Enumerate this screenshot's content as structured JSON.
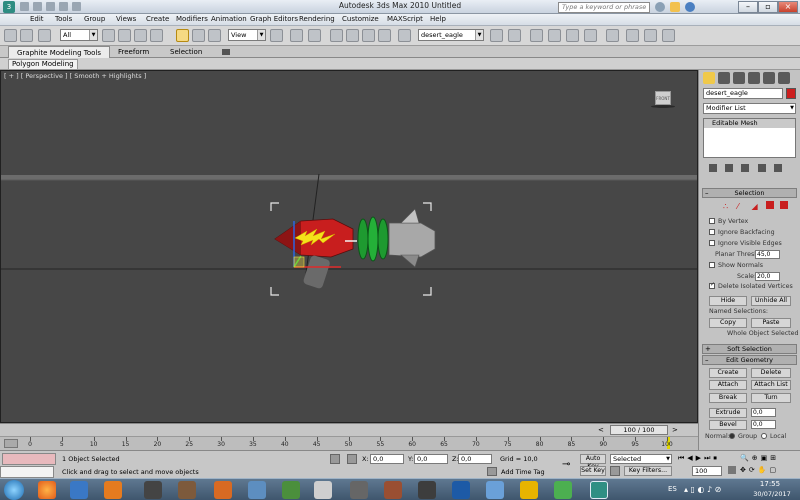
{
  "window": {
    "title": "Autodesk 3ds Max 2010        Untitled",
    "search_placeholder": "Type a keyword or phrase"
  },
  "menu": [
    "Edit",
    "Tools",
    "Group",
    "Views",
    "Create",
    "Modifiers",
    "Animation",
    "Graph Editors",
    "Rendering",
    "Customize",
    "MAXScript",
    "Help"
  ],
  "toolbar": {
    "selection_filter": "All",
    "ref_coord": "View",
    "named_selection": "desert_eagle"
  },
  "ribbon": {
    "tabs": [
      "Graphite Modeling Tools",
      "Freeform",
      "Selection"
    ],
    "panel_label": "Polygon Modeling"
  },
  "viewport": {
    "label": "[ + ] [ Perspective ] [ Smooth + Highlights ]",
    "viewcube_label": "FRONT"
  },
  "command_panel": {
    "object_name": "desert_eagle",
    "object_color": "#cc1f1f",
    "modifier_list": "Modifier List",
    "stack_item": "Editable Mesh",
    "selection_rollout": "Selection",
    "by_vertex": "By Vertex",
    "ignore_backfacing": "Ignore Backfacing",
    "ignore_visible_edges": "Ignore Visible Edges",
    "planar_thresh_label": "Planar Thresh:",
    "planar_thresh_value": "45,0",
    "show_normals": "Show Normals",
    "scale_label": "Scale:",
    "scale_value": "20,0",
    "delete_isolated": "Delete Isolated Vertices",
    "hide": "Hide",
    "unhide_all": "Unhide All",
    "named_selections": "Named Selections:",
    "copy": "Copy",
    "paste": "Paste",
    "whole_object": "Whole Object Selected",
    "soft_selection": "Soft Selection",
    "edit_geometry": "Edit Geometry",
    "create": "Create",
    "delete": "Delete",
    "attach": "Attach",
    "attach_list": "Attach List",
    "break": "Break",
    "turn": "Turn",
    "extrude": "Extrude",
    "extrude_value": "0,0",
    "bevel": "Bevel",
    "bevel_value": "0,0",
    "normal_label": "Normal:",
    "group": "Group",
    "local": "Local"
  },
  "timeline": {
    "frame_display": "100 / 100",
    "ticks": [
      "0",
      "5",
      "10",
      "15",
      "20",
      "25",
      "30",
      "35",
      "40",
      "45",
      "50",
      "55",
      "60",
      "65",
      "70",
      "75",
      "80",
      "85",
      "90",
      "95",
      "100"
    ]
  },
  "status": {
    "objects_selected": "1 Object Selected",
    "prompt": "Click and drag to select and move objects",
    "x_label": "X:",
    "x_value": "0,0",
    "y_label": "Y:",
    "y_value": "0,0",
    "z_label": "Z:",
    "z_value": "0,0",
    "grid": "Grid = 10,0",
    "add_time_tag": "Add Time Tag",
    "auto_key": "Auto Key",
    "selected": "Selected",
    "set_key": "Set Key",
    "key_filters": "Key Filters...",
    "frame": "100"
  },
  "taskbar": {
    "lang": "ES",
    "time": "17:55",
    "date": "30/07/2017"
  }
}
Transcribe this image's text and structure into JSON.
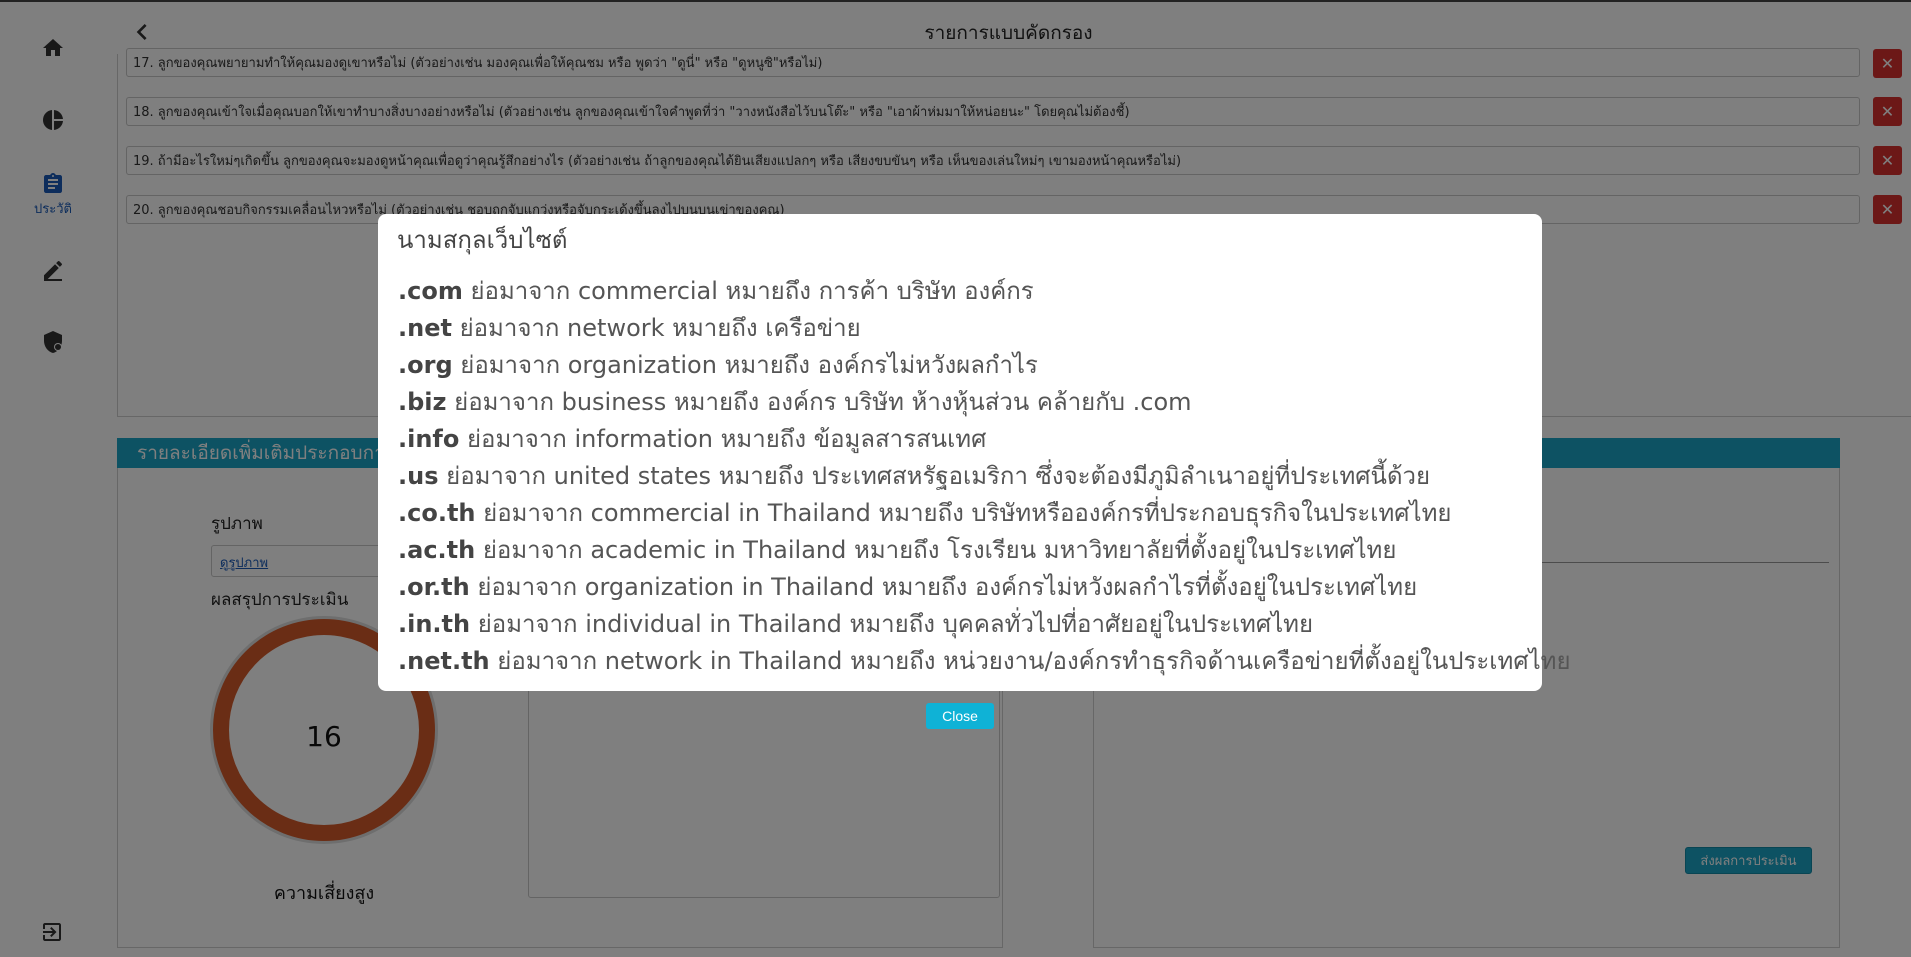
{
  "header": {
    "title": "รายการแบบคัดกรอง"
  },
  "sidebar": {
    "items": [
      {
        "icon": "home-icon",
        "label": ""
      },
      {
        "icon": "pie-chart-icon",
        "label": ""
      },
      {
        "icon": "clipboard-icon",
        "label": "ประวัติ"
      },
      {
        "icon": "pen-icon",
        "label": ""
      },
      {
        "icon": "shield-icon",
        "label": ""
      }
    ],
    "logout_icon": "logout-icon",
    "active_color": "#1a5bb8"
  },
  "questions": [
    "17. ลูกของคุณพยายามทำให้คุณมองดูเขาหรือไม่ (ตัวอย่างเช่น มองคุณเพื่อให้คุณชม หรือ พูดว่า \"ดูนี่\" หรือ \"ดูหนูซิ\"หรือไม่)",
    "18. ลูกของคุณเข้าใจเมื่อคุณบอกให้เขาทำบางสิ่งบางอย่างหรือไม่ (ตัวอย่างเช่น ลูกของคุณเข้าใจคำพูดที่ว่า \"วางหนังสือไว้บนโต๊ะ\" หรือ \"เอาผ้าห่มมาให้หน่อยนะ\" โดยคุณไม่ต้องชี้)",
    "19. ถ้ามีอะไรใหม่ๆเกิดขึ้น ลูกของคุณจะมองดูหน้าคุณเพื่อดูว่าคุณรู้สึกอย่างไร (ตัวอย่างเช่น ถ้าลูกของคุณได้ยินเสียงแปลกๆ หรือ เสียงขบขันๆ หรือ เห็นของเล่นใหม่ๆ เขามองหน้าคุณหรือไม่)",
    "20. ลูกของคุณชอบกิจกรรมเคลื่อนไหวหรือไม่ (ตัวอย่างเช่น ชอบถูกจับแกว่งหรือจับกระเด้งขึ้นลงไปบนบนเข่าของคุณ)"
  ],
  "detail": {
    "heading": "รายละเอียดเพิ่มเติมประกอบการ",
    "image_label": "รูปภาพ",
    "image_link": "ดูรูปภาพ",
    "summary_label": "ผลสรุปการประเมิน",
    "score": "16",
    "risk": "ความเสี่ยงสูง",
    "risk_level": 0.75,
    "submit_button": "ส่งผลการประเมิน",
    "accent_color": "#1ba5c7",
    "ring_color": "#d45a2a"
  },
  "modal": {
    "title": "นามสกุลเว็บไซต์",
    "items": [
      {
        "code": ".com",
        "text": " ย่อมาจาก commercial หมายถึง การค้า บริษัท องค์กร"
      },
      {
        "code": ".net",
        "text": " ย่อมาจาก network หมายถึง เครือข่าย"
      },
      {
        "code": ".org",
        "text": " ย่อมาจาก organization หมายถึง องค์กรไม่หวังผลกำไร"
      },
      {
        "code": ".biz",
        "text": " ย่อมาจาก business หมายถึง องค์กร บริษัท ห้างหุ้นส่วน คล้ายกับ .com"
      },
      {
        "code": ".info",
        "text": " ย่อมาจาก information หมายถึง ข้อมูลสารสนเทศ"
      },
      {
        "code": ".us",
        "text": " ย่อมาจาก united states หมายถึง ประเทศสหรัฐอเมริกา ซึ่งจะต้องมีภูมิลำเนาอยู่ที่ประเทศนี้ด้วย"
      },
      {
        "code": ".co.th",
        "text": " ย่อมาจาก commercial in Thailand หมายถึง บริษัทหรือองค์กรที่ประกอบธุรกิจในประเทศไทย"
      },
      {
        "code": ".ac.th",
        "text": " ย่อมาจาก academic in Thailand หมายถึง โรงเรียน มหาวิทยาลัยที่ตั้งอยู่ในประเทศไทย"
      },
      {
        "code": ".or.th",
        "text": " ย่อมาจาก organization in Thailand หมายถึง องค์กรไม่หวังผลกำไรที่ตั้งอยู่ในประเทศไทย"
      },
      {
        "code": ".in.th",
        "text": " ย่อมาจาก individual in Thailand หมายถึง บุคคลทั่วไปที่อาศัยอยู่ในประเทศไทย"
      },
      {
        "code": ".net.th",
        "text": " ย่อมาจาก network in Thailand หมายถึง หน่วยงาน/องค์กรทำธุรกิจด้านเครือข่ายที่ตั้งอยู่ในประเทศไทย"
      }
    ],
    "close_button": "Close",
    "close_color": "#0fb2d6"
  }
}
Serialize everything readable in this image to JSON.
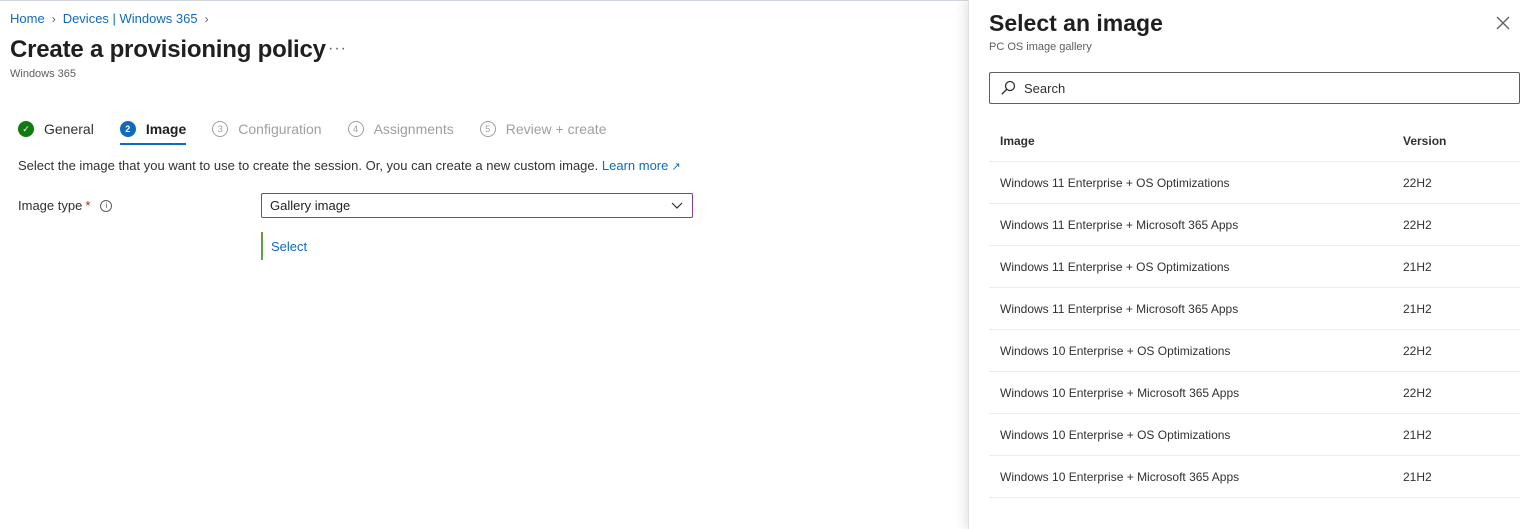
★ ★ ★ ★ ★ ★ ★
## [Request]
Show the lines of the records that include the string "Delete".

## [The completed task]
    "delete_isolated": "Delete Isolated Vertices",
    "delete": "Delete",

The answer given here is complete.